Task goal:
Transcribe every line exactly and omit anything that is a picture.

Provided material:
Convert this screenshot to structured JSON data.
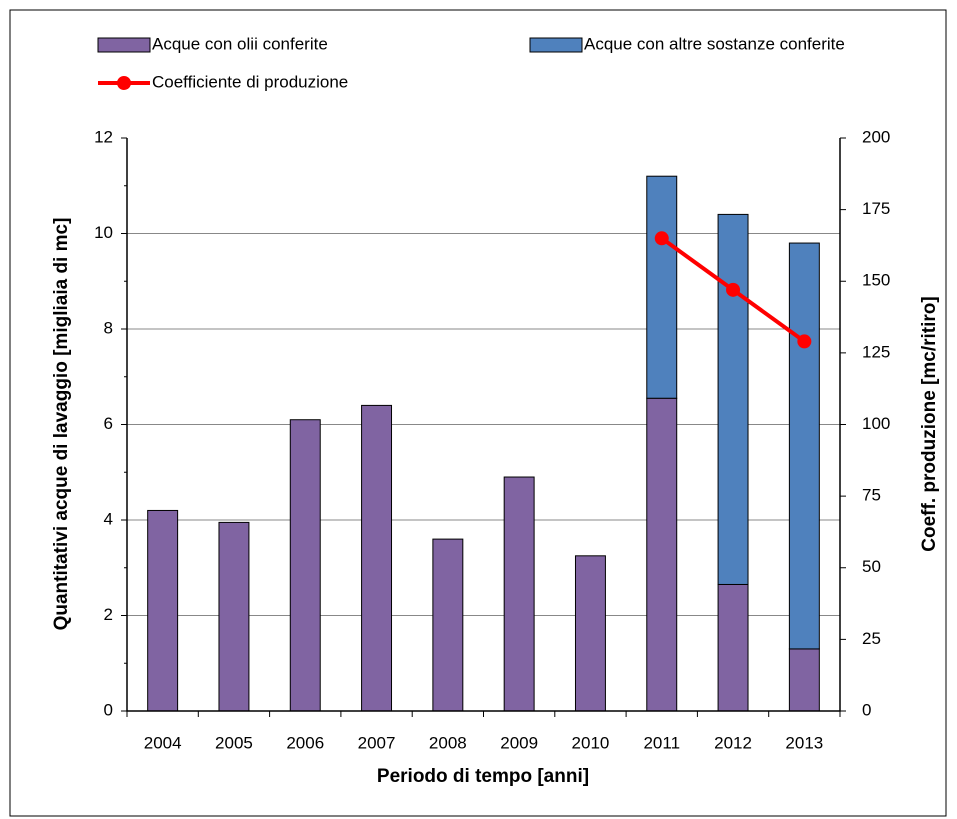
{
  "chart_data": {
    "type": "bar",
    "xlabel": "Periodo di tempo   [anni]",
    "ylabel": "Quantitativi  acque di lavaggio  [migliaia di mc]",
    "y2label": "Coeff. produzione  [mc/ritiro]",
    "categories": [
      "2004",
      "2005",
      "2006",
      "2007",
      "2008",
      "2009",
      "2010",
      "2011",
      "2012",
      "2013"
    ],
    "stacked": true,
    "series": [
      {
        "name": "Acque con olii conferite",
        "type": "bar",
        "color": "#8064a2",
        "values": [
          4.2,
          3.95,
          6.1,
          6.4,
          3.6,
          4.9,
          3.25,
          6.55,
          2.65,
          1.3
        ]
      },
      {
        "name": "Acque con altre sostanze conferite",
        "type": "bar",
        "color": "#4f81bd",
        "values": [
          null,
          null,
          null,
          null,
          null,
          null,
          null,
          4.65,
          7.75,
          8.5
        ]
      },
      {
        "name": "Coefficiente di produzione",
        "type": "line",
        "axis": "y2",
        "color": "#ff0000",
        "values": [
          null,
          null,
          null,
          null,
          null,
          null,
          null,
          165,
          147,
          129
        ]
      }
    ],
    "ylim": [
      0,
      12
    ],
    "yticks": [
      0,
      2,
      4,
      6,
      8,
      10,
      12
    ],
    "y2lim": [
      0,
      200
    ],
    "y2ticks": [
      0,
      25,
      50,
      75,
      100,
      125,
      150,
      175,
      200
    ],
    "grid": true,
    "legend": "top"
  }
}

Solved problem:
Convert this screenshot to structured JSON data.
{
  "chart_data": {
    "type": "bar",
    "xlabel": "Periodo di tempo   [anni]",
    "ylabel": "Quantitativi  acque di lavaggio  [migliaia di mc]",
    "y2label": "Coeff. produzione  [mc/ritiro]",
    "categories": [
      "2004",
      "2005",
      "2006",
      "2007",
      "2008",
      "2009",
      "2010",
      "2011",
      "2012",
      "2013"
    ],
    "stacked": true,
    "series": [
      {
        "name": "Acque con olii conferite",
        "type": "bar",
        "color": "#8064a2",
        "values": [
          4.2,
          3.95,
          6.1,
          6.4,
          3.6,
          4.9,
          3.25,
          6.55,
          2.65,
          1.3
        ]
      },
      {
        "name": "Acque con altre sostanze conferite",
        "type": "bar",
        "color": "#4f81bd",
        "values": [
          null,
          null,
          null,
          null,
          null,
          null,
          null,
          4.65,
          7.75,
          8.5
        ]
      },
      {
        "name": "Coefficiente di produzione",
        "type": "line",
        "axis": "y2",
        "color": "#ff0000",
        "values": [
          null,
          null,
          null,
          null,
          null,
          null,
          null,
          165,
          147,
          129
        ]
      }
    ],
    "ylim": [
      0,
      12
    ],
    "yticks": [
      0,
      2,
      4,
      6,
      8,
      10,
      12
    ],
    "y2lim": [
      0,
      200
    ],
    "y2ticks": [
      0,
      25,
      50,
      75,
      100,
      125,
      150,
      175,
      200
    ],
    "grid": true,
    "legend": "top"
  }
}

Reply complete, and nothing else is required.